Find every line in the records below that contains the word "performance", and copy each such line.

>>>>

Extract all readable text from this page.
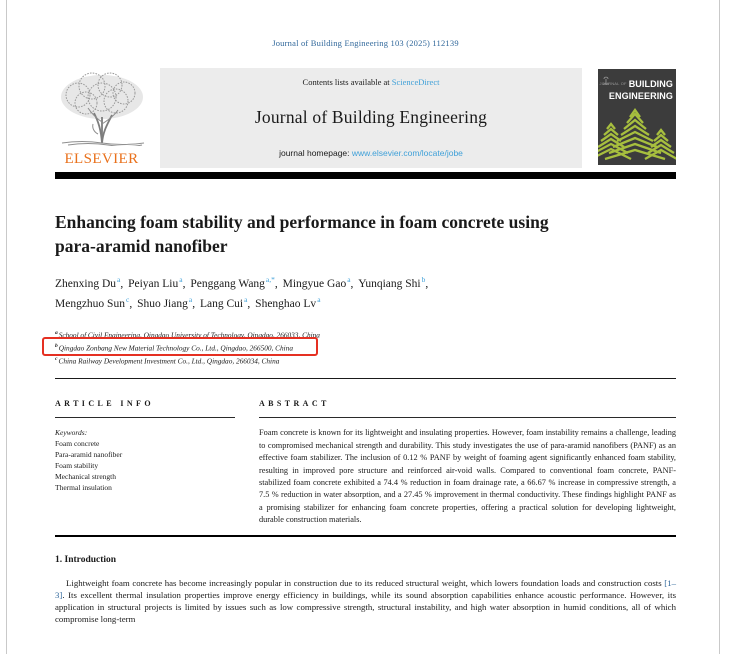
Journal of Building Engineering 103 (2025) 112139
ELSEVIER
Contents lists available at ScienceDirect
Journal of Building Engineering
journal homepage: www.elsevier.com/locate/jobe
JOURNAL OF BUILDING
ENGINEERING
Enhancing foam stability and performance in foam concrete using
para-aramid nanofiber
Zhenxing Du$^a$, Peiyan Liu$^a$, Penggang Wang$^{a,*}$, Mingyue Gao$^a$, Yunqiang Shi$^b$,
Mengzhuo Sun$^c$, Shuo Jiang$^a$, Lang Cui$^a$, Shenghao Lv$^a$
$^a$School of Civil Engineering, Qingdao University of Technology, Qingdao, 266033, China
$^b$Qingdao Zonbang New Material Technology Co., Ltd., Qingdao, 266500, China
$^c$China Railway Development Investment Co., Ltd., Qingdao, 266034, China
ARTICLE INFO
Keywords:
Foam concrete
Para-aramid nanofiber
Foam stability
Mechanical strength
Thermal insulation
ABSTRACT
Foam concrete is known for its lightweight and insulating properties. However, foam instability remains a challenge, leading to compromised mechanical strength and durability. This study investigates the use of para-aramid nanofibers (PANF) as an effective foam stabilizer. The inclusion of 0.12 % PANF by weight of foaming agent significantly enhanced foam stability, resulting in improved pore structure and reinforced air-void walls. Compared to conventional foam concrete, PANF-stabilized foam concrete exhibited a 74.4 % reduction in foam drainage rate, a 66.67 % increase in compressive strength, a 7.5 % reduction in water absorption, and a 27.45 % improvement in thermal conductivity. These findings highlight PANF as a promising stabilizer for enhancing foam concrete properties, offering a practical solution for developing lightweight, durable construction materials.
1. Introduction

Lightweight foam concrete has become increasingly popular in construction due to its reduced structural weight, which lowers foundation loads and construction costs [1–3]. Its excellent thermal insulation properties improve energy efficiency in buildings, while its sound absorption capabilities enhance acoustic performance. However, its application in structural projects is limited by issues such as low compressive strength, structural instability, and high water absorption in humid conditions, all of which compromise long-term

<<<<

◆ EXERCISE ANSWER
Enhancing foam stability and performance in foam concrete using
Lightweight foam concrete has become increasingly popular in construction due to its reduced structural weight, which lowers foundation loads and construction costs [1–3]. Its excellent thermal insulation properties improve energy efficiency in buildings, while its sound absorption capabilities enhance acoustic performance. However, its application in structural projects is limited by issues such as low compressive strength, structural instability, and high water absorption in humid conditions, all of which compromise long-term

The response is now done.